◆ **Data supplied**:
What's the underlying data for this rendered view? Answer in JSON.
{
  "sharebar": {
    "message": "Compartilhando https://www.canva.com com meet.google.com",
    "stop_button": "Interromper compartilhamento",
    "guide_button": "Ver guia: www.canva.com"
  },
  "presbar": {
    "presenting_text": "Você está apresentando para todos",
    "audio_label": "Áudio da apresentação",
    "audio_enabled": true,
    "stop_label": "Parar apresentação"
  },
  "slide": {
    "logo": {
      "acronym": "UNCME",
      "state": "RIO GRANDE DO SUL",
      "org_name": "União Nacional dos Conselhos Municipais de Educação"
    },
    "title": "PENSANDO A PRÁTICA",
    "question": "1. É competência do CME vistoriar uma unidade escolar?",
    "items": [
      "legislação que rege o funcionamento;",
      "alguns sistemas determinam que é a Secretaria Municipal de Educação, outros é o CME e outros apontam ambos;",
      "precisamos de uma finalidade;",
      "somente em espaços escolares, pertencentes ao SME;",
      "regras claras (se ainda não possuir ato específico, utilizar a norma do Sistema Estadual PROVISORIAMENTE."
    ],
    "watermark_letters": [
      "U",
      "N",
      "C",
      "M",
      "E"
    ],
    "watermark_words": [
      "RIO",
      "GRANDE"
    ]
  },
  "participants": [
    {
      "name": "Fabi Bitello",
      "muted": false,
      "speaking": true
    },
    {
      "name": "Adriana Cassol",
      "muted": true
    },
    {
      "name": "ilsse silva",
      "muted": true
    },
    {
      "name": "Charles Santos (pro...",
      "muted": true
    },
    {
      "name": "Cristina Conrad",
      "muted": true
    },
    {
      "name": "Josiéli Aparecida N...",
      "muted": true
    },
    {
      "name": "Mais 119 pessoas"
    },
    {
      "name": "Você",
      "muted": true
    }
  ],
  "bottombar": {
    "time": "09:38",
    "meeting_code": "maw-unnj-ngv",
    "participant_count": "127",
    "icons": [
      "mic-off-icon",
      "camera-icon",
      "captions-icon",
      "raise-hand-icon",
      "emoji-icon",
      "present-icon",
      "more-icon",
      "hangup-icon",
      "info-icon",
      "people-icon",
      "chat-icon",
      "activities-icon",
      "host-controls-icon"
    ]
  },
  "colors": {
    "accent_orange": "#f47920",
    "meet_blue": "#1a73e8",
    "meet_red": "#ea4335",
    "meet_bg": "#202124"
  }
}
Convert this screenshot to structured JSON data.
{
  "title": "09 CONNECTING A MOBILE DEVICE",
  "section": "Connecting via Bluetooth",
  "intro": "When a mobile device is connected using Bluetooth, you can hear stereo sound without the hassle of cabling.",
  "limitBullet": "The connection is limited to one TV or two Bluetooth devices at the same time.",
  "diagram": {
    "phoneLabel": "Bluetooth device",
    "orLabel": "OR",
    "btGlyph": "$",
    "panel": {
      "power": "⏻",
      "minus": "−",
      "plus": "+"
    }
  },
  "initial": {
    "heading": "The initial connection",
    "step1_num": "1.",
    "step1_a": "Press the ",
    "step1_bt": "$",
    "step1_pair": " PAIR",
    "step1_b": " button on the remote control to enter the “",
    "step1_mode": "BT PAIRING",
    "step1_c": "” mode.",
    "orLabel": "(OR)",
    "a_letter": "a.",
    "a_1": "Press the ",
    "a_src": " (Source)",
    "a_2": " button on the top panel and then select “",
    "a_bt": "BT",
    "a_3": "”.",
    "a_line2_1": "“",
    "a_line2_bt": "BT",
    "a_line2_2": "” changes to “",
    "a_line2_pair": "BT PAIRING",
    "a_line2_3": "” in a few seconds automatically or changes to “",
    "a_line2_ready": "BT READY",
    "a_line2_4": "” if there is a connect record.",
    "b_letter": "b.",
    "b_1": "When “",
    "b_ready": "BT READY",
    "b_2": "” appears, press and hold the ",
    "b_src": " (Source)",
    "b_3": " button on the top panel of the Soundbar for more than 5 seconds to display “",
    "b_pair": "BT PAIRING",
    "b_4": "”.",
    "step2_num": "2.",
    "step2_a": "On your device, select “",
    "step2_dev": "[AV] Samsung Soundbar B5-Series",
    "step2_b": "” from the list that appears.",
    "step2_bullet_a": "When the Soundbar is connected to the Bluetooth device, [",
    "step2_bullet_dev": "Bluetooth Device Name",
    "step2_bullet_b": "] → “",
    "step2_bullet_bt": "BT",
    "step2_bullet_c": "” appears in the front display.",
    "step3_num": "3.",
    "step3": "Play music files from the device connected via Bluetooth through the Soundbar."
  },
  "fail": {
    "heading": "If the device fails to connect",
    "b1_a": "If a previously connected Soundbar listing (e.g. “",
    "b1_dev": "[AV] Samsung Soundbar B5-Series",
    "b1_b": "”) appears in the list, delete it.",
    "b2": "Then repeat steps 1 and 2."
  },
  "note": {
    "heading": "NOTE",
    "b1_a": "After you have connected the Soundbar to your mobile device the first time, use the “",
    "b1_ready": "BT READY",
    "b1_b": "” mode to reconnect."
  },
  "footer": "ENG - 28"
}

◆ **Task to carry out**:
Which lines hold the word "this"? Copy every one of them.

◆ **Reply to the task**:
What's the underlying data for this rendered view? Answer in JSON.
Convert this screenshot to structured JSON data.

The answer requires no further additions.